**AIM OF THE TASK**. Transcribe the records below exactly as they appear.
* begin MATERIAL FOR THIS TASK *
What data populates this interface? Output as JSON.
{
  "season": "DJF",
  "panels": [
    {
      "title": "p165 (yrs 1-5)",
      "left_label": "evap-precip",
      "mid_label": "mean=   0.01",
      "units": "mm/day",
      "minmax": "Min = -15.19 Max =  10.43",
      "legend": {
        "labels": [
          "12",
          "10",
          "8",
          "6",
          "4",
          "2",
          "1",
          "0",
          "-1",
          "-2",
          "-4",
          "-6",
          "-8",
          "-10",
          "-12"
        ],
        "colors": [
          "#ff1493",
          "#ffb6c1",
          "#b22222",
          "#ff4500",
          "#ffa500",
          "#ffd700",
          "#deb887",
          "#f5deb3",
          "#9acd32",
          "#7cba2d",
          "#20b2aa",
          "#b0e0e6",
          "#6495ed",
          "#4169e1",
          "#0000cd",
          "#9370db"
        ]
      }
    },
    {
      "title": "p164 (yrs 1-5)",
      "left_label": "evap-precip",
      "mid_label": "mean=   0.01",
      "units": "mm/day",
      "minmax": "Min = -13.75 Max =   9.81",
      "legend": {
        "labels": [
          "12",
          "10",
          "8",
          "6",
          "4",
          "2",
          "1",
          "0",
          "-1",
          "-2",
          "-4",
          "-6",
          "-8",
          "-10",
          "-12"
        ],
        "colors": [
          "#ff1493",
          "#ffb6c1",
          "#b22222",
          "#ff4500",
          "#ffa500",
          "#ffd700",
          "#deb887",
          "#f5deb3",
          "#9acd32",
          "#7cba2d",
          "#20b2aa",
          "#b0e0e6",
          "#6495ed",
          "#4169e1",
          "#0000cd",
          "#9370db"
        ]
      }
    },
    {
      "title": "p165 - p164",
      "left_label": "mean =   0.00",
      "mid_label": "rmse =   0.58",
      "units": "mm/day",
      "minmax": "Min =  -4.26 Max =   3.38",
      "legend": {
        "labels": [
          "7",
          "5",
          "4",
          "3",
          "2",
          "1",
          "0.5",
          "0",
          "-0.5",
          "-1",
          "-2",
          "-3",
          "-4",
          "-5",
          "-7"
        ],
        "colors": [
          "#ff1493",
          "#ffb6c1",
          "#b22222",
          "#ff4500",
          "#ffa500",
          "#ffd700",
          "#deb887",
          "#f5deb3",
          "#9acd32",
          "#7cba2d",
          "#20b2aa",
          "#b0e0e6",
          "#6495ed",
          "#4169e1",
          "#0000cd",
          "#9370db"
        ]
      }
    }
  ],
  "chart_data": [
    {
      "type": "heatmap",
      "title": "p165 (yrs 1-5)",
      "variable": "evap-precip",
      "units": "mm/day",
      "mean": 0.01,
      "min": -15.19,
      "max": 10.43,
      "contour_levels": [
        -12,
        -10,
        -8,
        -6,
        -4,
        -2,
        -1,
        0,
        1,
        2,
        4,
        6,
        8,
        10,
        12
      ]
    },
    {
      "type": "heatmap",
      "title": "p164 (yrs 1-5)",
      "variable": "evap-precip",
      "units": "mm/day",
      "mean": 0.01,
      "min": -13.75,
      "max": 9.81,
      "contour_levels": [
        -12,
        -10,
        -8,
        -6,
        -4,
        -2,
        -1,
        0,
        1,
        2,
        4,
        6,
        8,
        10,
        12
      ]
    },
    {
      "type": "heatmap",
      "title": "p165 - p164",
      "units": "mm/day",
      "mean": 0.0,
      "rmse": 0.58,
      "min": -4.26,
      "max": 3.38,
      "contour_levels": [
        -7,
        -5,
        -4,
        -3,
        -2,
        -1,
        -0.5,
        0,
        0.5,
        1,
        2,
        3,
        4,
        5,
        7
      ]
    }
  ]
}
* end MATERIAL FOR THIS TASK *
**FULL OUTPUT**.
What data populates this interface? Output as JSON.
{
  "season": "DJF",
  "panels": [
    {
      "title": "p165 (yrs 1-5)",
      "left_label": "evap-precip",
      "mid_label": "mean=   0.01",
      "units": "mm/day",
      "minmax": "Min = -15.19 Max =  10.43",
      "legend": {
        "labels": [
          "12",
          "10",
          "8",
          "6",
          "4",
          "2",
          "1",
          "0",
          "-1",
          "-2",
          "-4",
          "-6",
          "-8",
          "-10",
          "-12"
        ],
        "colors": [
          "#ff1493",
          "#ffb6c1",
          "#b22222",
          "#ff4500",
          "#ffa500",
          "#ffd700",
          "#deb887",
          "#f5deb3",
          "#9acd32",
          "#7cba2d",
          "#20b2aa",
          "#b0e0e6",
          "#6495ed",
          "#4169e1",
          "#0000cd",
          "#9370db"
        ]
      }
    },
    {
      "title": "p164 (yrs 1-5)",
      "left_label": "evap-precip",
      "mid_label": "mean=   0.01",
      "units": "mm/day",
      "minmax": "Min = -13.75 Max =   9.81",
      "legend": {
        "labels": [
          "12",
          "10",
          "8",
          "6",
          "4",
          "2",
          "1",
          "0",
          "-1",
          "-2",
          "-4",
          "-6",
          "-8",
          "-10",
          "-12"
        ],
        "colors": [
          "#ff1493",
          "#ffb6c1",
          "#b22222",
          "#ff4500",
          "#ffa500",
          "#ffd700",
          "#deb887",
          "#f5deb3",
          "#9acd32",
          "#7cba2d",
          "#20b2aa",
          "#b0e0e6",
          "#6495ed",
          "#4169e1",
          "#0000cd",
          "#9370db"
        ]
      }
    },
    {
      "title": "p165 - p164",
      "left_label": "mean =   0.00",
      "mid_label": "rmse =   0.58",
      "units": "mm/day",
      "minmax": "Min =  -4.26 Max =   3.38",
      "legend": {
        "labels": [
          "7",
          "5",
          "4",
          "3",
          "2",
          "1",
          "0.5",
          "0",
          "-0.5",
          "-1",
          "-2",
          "-3",
          "-4",
          "-5",
          "-7"
        ],
        "colors": [
          "#ff1493",
          "#ffb6c1",
          "#b22222",
          "#ff4500",
          "#ffa500",
          "#ffd700",
          "#deb887",
          "#f5deb3",
          "#9acd32",
          "#7cba2d",
          "#20b2aa",
          "#b0e0e6",
          "#6495ed",
          "#4169e1",
          "#0000cd",
          "#9370db"
        ]
      }
    }
  ],
  "chart_data": [
    {
      "type": "heatmap",
      "title": "p165 (yrs 1-5)",
      "variable": "evap-precip",
      "units": "mm/day",
      "mean": 0.01,
      "min": -15.19,
      "max": 10.43,
      "contour_levels": [
        -12,
        -10,
        -8,
        -6,
        -4,
        -2,
        -1,
        0,
        1,
        2,
        4,
        6,
        8,
        10,
        12
      ]
    },
    {
      "type": "heatmap",
      "title": "p164 (yrs 1-5)",
      "variable": "evap-precip",
      "units": "mm/day",
      "mean": 0.01,
      "min": -13.75,
      "max": 9.81,
      "contour_levels": [
        -12,
        -10,
        -8,
        -6,
        -4,
        -2,
        -1,
        0,
        1,
        2,
        4,
        6,
        8,
        10,
        12
      ]
    },
    {
      "type": "heatmap",
      "title": "p165 - p164",
      "units": "mm/day",
      "mean": 0.0,
      "rmse": 0.58,
      "min": -4.26,
      "max": 3.38,
      "contour_levels": [
        -7,
        -5,
        -4,
        -3,
        -2,
        -1,
        -0.5,
        0,
        0.5,
        1,
        2,
        3,
        4,
        5,
        7
      ]
    }
  ]
}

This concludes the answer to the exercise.